In the present case appellant seeks to have us allow a delayed appeal in postconviction relief proceedings as if App. R. 5(A) were applicable to such proceedings. We decline to endorse such a view.

R.C. 2953.23(B) is explicit in stipulating appeal may be had from an order denying or awarding postconviction relief "pursuant to section 2953.21." Such an order is a final judgment and may be appealed pursuant to R.C. Chapter 2953. Although R.C. Chapter 2953 is a criminal chapter, nowhere does this chapter explicitly mandate the use of the Ohio Rules of Appellate Procedure as applicable to criminal cases. As we noted in State v. Milanovich (1975), 42 Ohio St.2d 46, 49 [71 O.O.2d 26], "[u]nder R.C. 2953.21, an action for postconviction relief is a civil proceeding in which the prosecuting attorney represents the state as a party." (Emphasis added.) See, also, State v. Harvey (1980), 68 Ohio App.2d 170, 171 [22 O.O.3d 235].

It would be manifestly unreasonable to have a different type of procedural rule for each subsection and sentence of R.C. 2953.21 through 2953.23. The dictates of judicial economy as well as the need for viable and consistent application, make it necessary that a uniform procedural framework be adopted. As indicated, this framework is civil, not criminal, although by necessity postconviction relief proceedings admittedly have an impact on adjudicated felons.

We are mindful that commentators have viewed the evolution of postconviction relief in Ohio as having created a virtually futile review process. See 1 Anderson's Ohio Criminal Practice and Procedure (1982) 545-546, at Section 47.1; Comment, The Post-Conviction Review Dilemma in Ohio (1983), 44 Ohio St. L.J. 537. To the extent we would encourage the expeditious disposition of "frivolous and interminable appeals from prisoners who have their freedom to gain and comparatively little to lose," we would not deny such assertions. State v. Cole, supra, at 115; State v. Milanovich, supra, at 51. As we have indicated, however, the appellant herein can perfect his complaint through delayed appeal of his original conviction and judgment. This option hardly lends credence to assertions of procedural futility and supplies ample evidence that we do not seek to limit the legitimate assertion of constitutional error. We trust that appellant's attempts at more viable means of redress will yield a full and fair review of his allegations of unconstitutionality within the established procedural framework.

Accordingly we hold a delayed appeal pursuant to App. R. 5(A) is not available in the appeal of a postconviction relief determination pursuant to R.C. 2953.23(B). Additionally, we hold that postconviction relief proceedings will be governed by the Ohio Rules of Appellate Procedure as applicable to civil actions.

The judgment of the court of appeals is affirmed.

Judgment affirmed.

SWEENEY, HOLMES and J.P. CELEBREZZE, JJ., concur.

CELEBREZZE, C.J., concurs in judgment only.

KOEHLER, J., dissents.

C. BROWN, J., dissents separately.

*Data excerpts*.
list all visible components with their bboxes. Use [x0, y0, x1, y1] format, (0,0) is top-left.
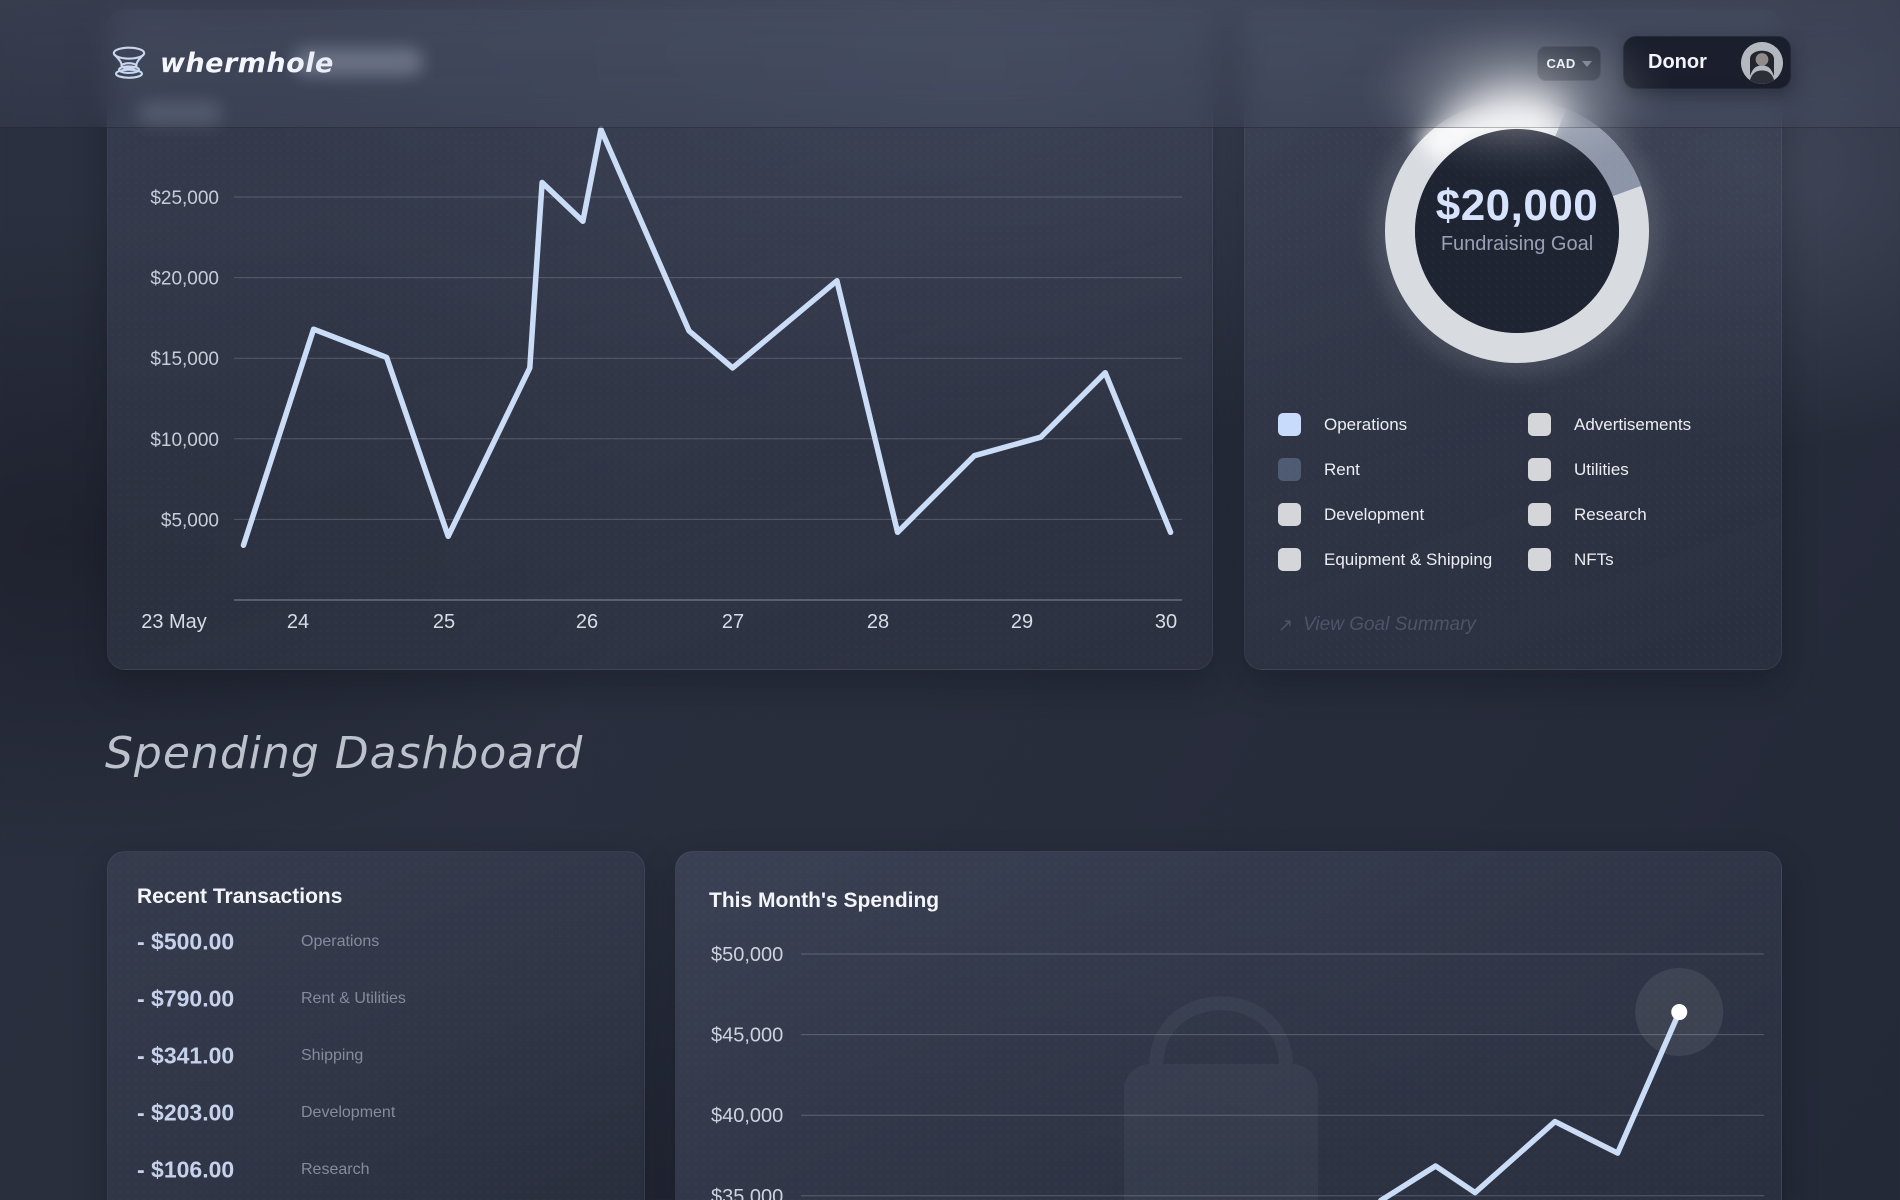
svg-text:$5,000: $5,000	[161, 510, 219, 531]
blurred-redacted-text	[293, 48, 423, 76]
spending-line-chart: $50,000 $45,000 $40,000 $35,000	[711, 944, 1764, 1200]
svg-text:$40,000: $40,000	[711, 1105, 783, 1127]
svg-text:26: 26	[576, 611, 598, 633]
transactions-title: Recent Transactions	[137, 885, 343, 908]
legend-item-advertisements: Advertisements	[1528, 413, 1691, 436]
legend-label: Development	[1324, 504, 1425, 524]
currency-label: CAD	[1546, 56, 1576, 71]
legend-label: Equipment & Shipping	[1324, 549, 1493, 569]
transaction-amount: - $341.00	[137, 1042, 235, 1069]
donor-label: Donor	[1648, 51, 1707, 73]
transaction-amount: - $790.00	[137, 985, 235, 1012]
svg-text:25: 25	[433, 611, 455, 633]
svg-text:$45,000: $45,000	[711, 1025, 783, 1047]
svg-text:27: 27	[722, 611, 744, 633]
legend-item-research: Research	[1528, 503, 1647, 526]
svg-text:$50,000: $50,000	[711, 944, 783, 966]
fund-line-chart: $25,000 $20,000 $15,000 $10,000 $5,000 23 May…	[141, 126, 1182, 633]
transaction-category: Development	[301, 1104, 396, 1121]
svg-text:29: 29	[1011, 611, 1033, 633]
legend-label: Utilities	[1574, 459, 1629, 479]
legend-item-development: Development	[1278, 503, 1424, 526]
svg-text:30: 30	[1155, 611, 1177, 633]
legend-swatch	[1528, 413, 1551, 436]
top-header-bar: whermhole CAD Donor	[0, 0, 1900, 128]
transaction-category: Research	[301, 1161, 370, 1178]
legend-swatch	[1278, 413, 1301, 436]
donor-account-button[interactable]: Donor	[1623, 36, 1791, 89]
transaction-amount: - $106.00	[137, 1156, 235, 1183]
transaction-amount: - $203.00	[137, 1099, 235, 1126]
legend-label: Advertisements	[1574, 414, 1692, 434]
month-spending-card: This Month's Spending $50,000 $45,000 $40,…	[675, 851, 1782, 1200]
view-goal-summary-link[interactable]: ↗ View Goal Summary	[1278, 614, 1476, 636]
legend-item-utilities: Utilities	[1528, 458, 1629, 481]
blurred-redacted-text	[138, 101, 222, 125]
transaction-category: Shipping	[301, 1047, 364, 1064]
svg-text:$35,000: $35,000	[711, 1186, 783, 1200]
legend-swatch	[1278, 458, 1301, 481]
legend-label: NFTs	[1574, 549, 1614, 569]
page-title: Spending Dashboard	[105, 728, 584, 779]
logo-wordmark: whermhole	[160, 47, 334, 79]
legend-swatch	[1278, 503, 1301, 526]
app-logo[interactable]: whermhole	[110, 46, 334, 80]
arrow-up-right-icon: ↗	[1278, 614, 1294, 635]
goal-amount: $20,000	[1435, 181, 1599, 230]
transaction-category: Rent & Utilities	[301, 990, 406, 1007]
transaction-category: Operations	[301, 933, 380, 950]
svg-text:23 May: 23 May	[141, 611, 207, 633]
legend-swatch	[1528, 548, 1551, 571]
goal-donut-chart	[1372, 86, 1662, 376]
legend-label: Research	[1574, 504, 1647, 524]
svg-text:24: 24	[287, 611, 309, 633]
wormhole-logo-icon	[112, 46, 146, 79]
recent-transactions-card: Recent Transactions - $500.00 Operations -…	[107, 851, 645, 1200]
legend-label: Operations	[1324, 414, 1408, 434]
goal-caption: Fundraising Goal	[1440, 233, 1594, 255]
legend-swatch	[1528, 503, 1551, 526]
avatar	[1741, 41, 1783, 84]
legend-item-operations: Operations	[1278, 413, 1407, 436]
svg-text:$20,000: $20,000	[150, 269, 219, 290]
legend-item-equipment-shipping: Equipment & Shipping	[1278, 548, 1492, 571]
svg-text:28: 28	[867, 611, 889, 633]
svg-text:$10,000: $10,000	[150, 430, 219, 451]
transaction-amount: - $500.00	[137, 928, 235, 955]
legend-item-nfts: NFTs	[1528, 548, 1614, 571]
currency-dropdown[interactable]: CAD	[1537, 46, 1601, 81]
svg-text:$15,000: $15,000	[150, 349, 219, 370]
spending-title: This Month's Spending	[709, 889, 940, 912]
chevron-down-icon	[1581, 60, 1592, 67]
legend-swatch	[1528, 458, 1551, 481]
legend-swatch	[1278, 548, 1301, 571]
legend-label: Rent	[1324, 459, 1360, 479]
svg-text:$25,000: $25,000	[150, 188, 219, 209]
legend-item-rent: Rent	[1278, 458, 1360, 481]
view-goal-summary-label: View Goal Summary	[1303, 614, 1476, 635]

*What this exercise asks*.
- 1) According to the court opinion, which rules govern postconviction relief proceedings?
- 2) Duplicate the stretch of the court opinion from "Accordingly we hold" through "J., dissents separately.".
- 3) Go on with the court opinion from the point where it stops.

*Answers given*.
- 1) The Ohio Rules of Appellate Procedure as applicable to civil actions.

- 2)
Accordingly we hold a delayed appeal pursuant to App. R. 5(A) is not available in the appeal of a postconviction relief determination pursuant to R.C. 2953.23(B). Additionally, we hold that postconviction relief proceedings will be governed by the Ohio Rules of Appellate Procedure as applicable to civil actions.

The judgment of the court of appeals is affirmed.

Judgment affirmed.

SWEENEY, HOLMES and J.P. CELEBREZZE, JJ., concur.

CELEBREZZE, C.J., concurs in judgment only.

KOEHLER, J., dissents.

C. BROWN, J., dissents separately.

- 3)
KOEHLER, J., of the Twelfth Appellate District, sitting for W. BROWN, J.


In reaching its decision the majority has chosen to ignore the plain language of R.C. 2953.23(B) and instead has seized upon dictum expounded in State v. Milanovich (1975), 42 Ohio St.2d 46 [71 O.O.2d 26]. For the following reasons I find such reliance unfounded and, therefore, dissent.

Although postconviction relief proceedings contain some aspects of civil actions, such as the doctrine of res judicata and provision for summary judgment, res judicata is applicable by reason of State v. Perry (1967), 10 Ohio St.2d 175 [39 O.O.2d 189], and summary judgment is available because it is provided by R.C. 2953.21 which, in pertinent part, states:

"(D) * * * Within twenty days from the date the issues are made up either party may move for summary judgment as provided in section 2311.041 of the Revised Code. A bill of exceptions is not necessary in seeking summary judgment. The right to such judgment must appear on the face of the record."

Provision for summary judgment, therefore, is not dependent upon whether postconviction relief proceedings are given the label of either criminal or civil proceedings.

The judgment of this court is based solely upon bad law comprising unfortunate obiter dictum contained in Milanovich, supra, at 49, "[u]nder R.C. 2953.21, an action for postconviction relief is a civil proceeding, * * *." Such dictum was unnecessary for the decision reached in Milanovich. It was an off-the-cuff rumination, a gratuitous and fortuitous expression, made without any analysis of its consequences and potential misapplication as in the instant case. It was a result of judicial day-dreaming and wool-gathering. We should not crystallize it as law so as to repeal a valid statute, the last clause of R.C. 2953.23(B).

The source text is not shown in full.